**YOUR INSTRUCTIONS:** Reproduce the listing exactly and skip over any pictures.

**DATA FOR THIS TASK:**
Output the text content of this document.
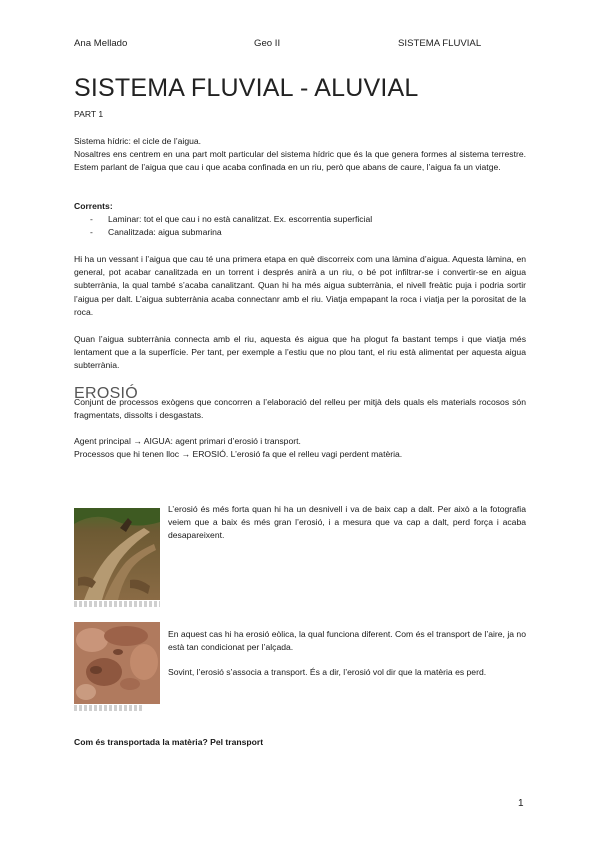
Ana Mellado	Geo II	SISTEMA FLUVIAL
SISTEMA FLUVIAL - ALUVIAL

PART 1

Sistema hídric: el cicle de l’aigua.

Nosaltres ens centrem en una part molt particular del sistema hídric que és la que genera formes al sistema terrestre. Estem parlant de l’aigua que cau i que acaba confinada en un riu, però que abans de caure, l’aigua fa un viatge.

Corrents:

- Laminar: tot el que cau i no està canalitzat. Ex. escorrentia superficial
- Canalitzada: aigua submarina

Hi ha un vessant i l’aigua que cau té una primera etapa en què discorreix com una làmina d’aigua. Aquesta làmina, en general, pot acabar canalitzada en un torrent i després anirà a un riu, o bé pot infiltrar-se i convertir-se en aigua subterrània, la qual també s’acaba canalitzant. Quan hi ha més aigua subterrània, el nivell freàtic puja i podria sortir l’aigua per dalt. L’aigua subterrània acaba connectanr amb el riu. Viatja empapant la roca i viatja per la porositat de la roca.

Quan l’aigua subterrània connecta amb el riu, aquesta és aigua que ha plogut fa bastant temps i que viatja més lentament que a la superfície. Per tant, per exemple a l’estiu que no plou tant, el riu està alimentat per aquesta aigua subterrània.

EROSIÓ

Conjunt de processos exògens que concorren a l’elaboració del relleu per mitjà dels quals els materials rocosos són fragmentats, dissolts i desgastats.

Agent principal → AIGUA: agent primari d’erosió i transport.

Processos que hi tenen lloc → EROSIÓ. L’erosió fa que el relleu vagi perdent matèria.

L’erosió és més forta quan hi ha un desnivell i va de baix cap a dalt. Per això a la fotografia veiem que a baix és més gran l’erosió, i a mesura que va cap a dalt, perd força i acaba desapareixent.

En aquest cas hi ha erosió eòlica, la qual funciona diferent. Com és el transport de l’aire, ja no està tan condicionat per l’alçada.

Sovint, l’erosió s’associa a transport. És a dir, l’erosió vol dir que la matèria es perd.

Com és transportada la matèria? Pel transport

1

**FULL SOLUTION:**
Output the text content of this document.
Ana Mellado	Geo II	SISTEMA FLUVIAL
SISTEMA FLUVIAL - ALUVIAL

PART 1

Sistema hídric: el cicle de l’aigua.

Nosaltres ens centrem en una part molt particular del sistema hídric que és la que genera formes al sistema terrestre. Estem parlant de l’aigua que cau i que acaba confinada en un riu, però que abans de caure, l’aigua fa un viatge.

Corrents:

- Laminar: tot el que cau i no està canalitzat. Ex. escorrentia superficial
- Canalitzada: aigua submarina

Hi ha un vessant i l’aigua que cau té una primera etapa en què discorreix com una làmina d’aigua. Aquesta làmina, en general, pot acabar canalitzada en un torrent i després anirà a un riu, o bé pot infiltrar-se i convertir-se en aigua subterrània, la qual també s’acaba canalitzant. Quan hi ha més aigua subterrània, el nivell freàtic puja i podria sortir l’aigua per dalt. L’aigua subterrània acaba connectanr amb el riu. Viatja empapant la roca i viatja per la porositat de la roca.

Quan l’aigua subterrània connecta amb el riu, aquesta és aigua que ha plogut fa bastant temps i que viatja més lentament que a la superfície. Per tant, per exemple a l’estiu que no plou tant, el riu està alimentat per aquesta aigua subterrània.

EROSIÓ

Conjunt de processos exògens que concorren a l’elaboració del relleu per mitjà dels quals els materials rocosos són fragmentats, dissolts i desgastats.

Agent principal → AIGUA: agent primari d’erosió i transport.

Processos que hi tenen lloc → EROSIÓ. L’erosió fa que el relleu vagi perdent matèria.

L’erosió és més forta quan hi ha un desnivell i va de baix cap a dalt. Per això a la fotografia veiem que a baix és més gran l’erosió, i a mesura que va cap a dalt, perd força i acaba desapareixent.

En aquest cas hi ha erosió eòlica, la qual funciona diferent. Com és el transport de l’aire, ja no està tan condicionat per l’alçada.

Sovint, l’erosió s’associa a transport. És a dir, l’erosió vol dir que la matèria es perd.

Com és transportada la matèria? Pel transport

1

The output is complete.